TASK SET:
#1 Print the passage on spatial data infrastructure from "1. Role of the" to "be clearly defined.".
#2 Write what follows in the passage on spatial data infrastructure, starting after its last line.

DOCUMENT SEGMENT:
_____

1. Role of the private sector
The role the private sector as suppliers of data, services, and technology and as potential operators of the access infrastructure must be clearly defined.
2. Marketing and promotion
The access component of an infrastructure must develop a marketing and promotion plan to build up the level of awareness and participation as quickly as possible. It is important to get a critical mass of suppliers so potential participants will see the benefits of joining the infrastructure. Potential benefits to suppliers include:
- Economies of data collection, closest to the source
- Reduced operational costs
- New clients (national and international)
- Data reuse (reuse vs recollection or conversion)
- Common tool and service reuse
- Advertising
- Benefits of “free” portrayal
- Enabling/supporting broad new applications, e.g.disaster management , value added
Implementation Approach
Definitions and Overview
Data Sets
Data sets are described by metadata and maintained within a data store. Foundation and Framework data sets represent fundamental or core data that may be present within a spatial data infrastructure (See Chapter 2). Data sets are composed of collections of features (e.g. roads, rivers, political boundaries, etc.) and/or coverages (e.g. satellite/airborne imagery, digital elevation models, etc.).
Data Stores
Data stores are used to manage data sets. Data stores may be offline or online repositories. Traditional online data stores are file-based repositories, setup for the delivery of pre-defined data sets. Data stores also contain text and attribute data related to a data set. Data warehouses are datastores that provide seamless access and management of data sets.
Spatial Data Warehouse
A spatial data warehouse provides storage, management and direct access mechanisms. Typically, data warehouses ingest data from legacy file-based or data production systems.
Key characteristics of a spatial data warehouse include:
- the access and delivery of arbitrary features, layers, etc.

_____

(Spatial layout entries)
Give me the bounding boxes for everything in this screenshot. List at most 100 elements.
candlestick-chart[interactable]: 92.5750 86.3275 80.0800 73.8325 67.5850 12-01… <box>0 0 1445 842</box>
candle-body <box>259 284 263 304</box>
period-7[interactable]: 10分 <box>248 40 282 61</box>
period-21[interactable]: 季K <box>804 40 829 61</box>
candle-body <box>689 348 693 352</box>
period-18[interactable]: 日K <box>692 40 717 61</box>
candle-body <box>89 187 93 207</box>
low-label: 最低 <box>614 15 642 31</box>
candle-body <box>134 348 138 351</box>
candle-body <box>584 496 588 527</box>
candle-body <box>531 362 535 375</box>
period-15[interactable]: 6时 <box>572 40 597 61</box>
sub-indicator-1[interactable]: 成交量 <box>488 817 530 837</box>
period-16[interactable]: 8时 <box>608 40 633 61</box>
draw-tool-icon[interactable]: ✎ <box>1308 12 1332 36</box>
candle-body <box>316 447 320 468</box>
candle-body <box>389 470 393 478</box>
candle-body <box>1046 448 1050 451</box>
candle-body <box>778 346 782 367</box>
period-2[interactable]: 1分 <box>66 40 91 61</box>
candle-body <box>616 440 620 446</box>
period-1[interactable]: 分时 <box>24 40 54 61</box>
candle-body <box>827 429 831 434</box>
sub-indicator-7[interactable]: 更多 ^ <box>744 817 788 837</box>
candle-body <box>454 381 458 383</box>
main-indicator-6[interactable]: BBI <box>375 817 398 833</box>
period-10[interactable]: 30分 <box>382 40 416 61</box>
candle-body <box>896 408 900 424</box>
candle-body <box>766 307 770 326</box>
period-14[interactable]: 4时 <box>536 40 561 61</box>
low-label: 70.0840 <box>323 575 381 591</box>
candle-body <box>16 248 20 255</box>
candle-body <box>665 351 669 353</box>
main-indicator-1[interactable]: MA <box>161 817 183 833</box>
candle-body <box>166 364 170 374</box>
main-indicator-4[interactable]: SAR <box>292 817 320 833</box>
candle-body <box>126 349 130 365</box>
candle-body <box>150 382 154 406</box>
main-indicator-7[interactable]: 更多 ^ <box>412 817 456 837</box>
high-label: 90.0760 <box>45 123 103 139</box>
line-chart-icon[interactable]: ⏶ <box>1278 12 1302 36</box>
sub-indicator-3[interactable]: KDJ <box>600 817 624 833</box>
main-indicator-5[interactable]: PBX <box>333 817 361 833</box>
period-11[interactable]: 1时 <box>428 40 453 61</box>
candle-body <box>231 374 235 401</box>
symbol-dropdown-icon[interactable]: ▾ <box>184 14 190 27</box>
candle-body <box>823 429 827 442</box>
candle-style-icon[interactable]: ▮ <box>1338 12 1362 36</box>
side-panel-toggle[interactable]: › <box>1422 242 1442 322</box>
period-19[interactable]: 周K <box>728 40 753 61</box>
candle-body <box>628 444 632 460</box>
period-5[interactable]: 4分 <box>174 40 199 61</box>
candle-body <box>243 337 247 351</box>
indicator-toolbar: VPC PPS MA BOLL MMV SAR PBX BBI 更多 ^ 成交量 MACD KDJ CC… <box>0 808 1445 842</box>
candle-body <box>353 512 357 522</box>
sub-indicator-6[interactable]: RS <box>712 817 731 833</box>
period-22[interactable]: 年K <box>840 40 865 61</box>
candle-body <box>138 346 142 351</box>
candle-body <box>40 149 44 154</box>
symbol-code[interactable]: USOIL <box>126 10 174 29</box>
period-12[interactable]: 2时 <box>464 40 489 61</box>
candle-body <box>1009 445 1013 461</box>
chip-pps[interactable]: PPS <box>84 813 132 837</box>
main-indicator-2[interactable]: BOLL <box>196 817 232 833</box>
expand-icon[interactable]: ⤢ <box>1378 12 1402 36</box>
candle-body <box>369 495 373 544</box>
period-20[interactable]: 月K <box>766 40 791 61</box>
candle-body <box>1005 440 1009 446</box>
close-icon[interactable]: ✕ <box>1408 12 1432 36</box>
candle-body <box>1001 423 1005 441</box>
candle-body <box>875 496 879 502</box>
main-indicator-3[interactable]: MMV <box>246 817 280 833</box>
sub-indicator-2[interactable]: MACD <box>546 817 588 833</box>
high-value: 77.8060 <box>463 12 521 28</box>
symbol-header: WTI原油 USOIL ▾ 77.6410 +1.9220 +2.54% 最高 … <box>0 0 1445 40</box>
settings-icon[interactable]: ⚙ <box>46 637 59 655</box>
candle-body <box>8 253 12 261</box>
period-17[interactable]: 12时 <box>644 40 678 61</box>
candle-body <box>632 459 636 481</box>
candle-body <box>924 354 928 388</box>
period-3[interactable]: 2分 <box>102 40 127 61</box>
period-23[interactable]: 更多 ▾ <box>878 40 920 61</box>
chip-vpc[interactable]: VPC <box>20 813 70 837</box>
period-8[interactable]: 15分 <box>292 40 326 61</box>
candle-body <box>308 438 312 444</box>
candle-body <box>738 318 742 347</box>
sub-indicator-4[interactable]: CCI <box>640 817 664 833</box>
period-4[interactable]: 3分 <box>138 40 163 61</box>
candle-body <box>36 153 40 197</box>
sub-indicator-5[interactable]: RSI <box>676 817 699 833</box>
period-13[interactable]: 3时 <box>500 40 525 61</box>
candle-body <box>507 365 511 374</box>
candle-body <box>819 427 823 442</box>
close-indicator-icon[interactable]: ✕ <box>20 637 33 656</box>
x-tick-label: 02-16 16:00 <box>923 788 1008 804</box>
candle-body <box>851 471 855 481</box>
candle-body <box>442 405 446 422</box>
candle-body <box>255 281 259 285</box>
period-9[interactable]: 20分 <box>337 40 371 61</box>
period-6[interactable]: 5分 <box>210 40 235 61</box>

_____

IN RESPONSE:
#1
1. Role of the private sector
The role the private sector as suppliers of data, services, and technology and as potential operators of the access infrastructure must be clearly defined.

#2
- seamless repository
- common data model
- application neutral, supporting a heterogeneous application environment
- support of large volumes of data
- multi-temporal support
- common repository for spatial and non-spatial data
- efficient access to large volumes of data
Examples of commercial data warehousing and service solutions for geospatial data include: Cubestore from Cubewerx (http://www.cubewerx.com/), the Oracle Spatial solution, (http://otn.oracle.com/products/oracle9i/datasheets/spatial/spatial.html) and ESRI Spatial Data Engine (http://www.esri.com/) .
Data Access Service
Implementations of data access services include the following:
- Offline (e.g. packaging and physical delivery of data sets in either hardcopy or softcopy)
- Direct to datastore (e.g. softgoods delivery via ftp, specified via e-commerce order request)
- Brokered - provide specification of data access request to secondary (online or offline)access service
- Online data service (e.g. stateful request/response access protocol to data warehouse) supporting online operations such as:
- Drill down
- Aggregation
- Generalisation
In Open Geospatial Consortium (http://www.opengeospatial.org/) Project Document 98-060: "User Interaction with Geospatial Data” the Portrayal model is described. Figure 6.1 describes this model, which illustrates an simple features-based access and portrayal services pipeline.
Data Access Client
Online implementations of data access clients include:
- “thin” Internet/Web – client is provided by standard Internet/Web tools (no Java – e.g. Web browser, e-mail, ftp client, etc.)
- “medium” client provided by Web browser with Java, or ActiveX controls
- “thick” client provided by a Web browser plugin, or standalone application (network access via a distribution computing platform such as Corba, DCOM, Java RMI, etc.)
- Traditional GIS type client - access to previously downloaded data set, and direct network access to data warehouse
- “middleware” client – transparent access to consumer via a middleware infrastructure or applications service
- Geoprocessing service – direct access to data for use by a geoprocessing service (e.g. Web mapping in Chapter 5 with interactive portrayal service)
Data Formats
Common spatial data formats include the following:
GIS proprietary (e.g. ESRI, MapInfo, Intergraph, etc.) A good overview of GIS formats can be found at http://www.gisdatadepot.com/helpdesk/formats.html
International and community Efforts have recently been made to minimise the number of geodata formats and to converge towards a reduced set. The Spatial Data Transfer System (SDTS), ISO TC/211 and the DIgital Geographic Exchange STandard (DIGEST) are examples of this trend. There are also exchange formats that allow the use of data outside of closed environments (e.g. Geography Markup Language - http://www.opengeospatial.org/docs/02-023r4.pdf).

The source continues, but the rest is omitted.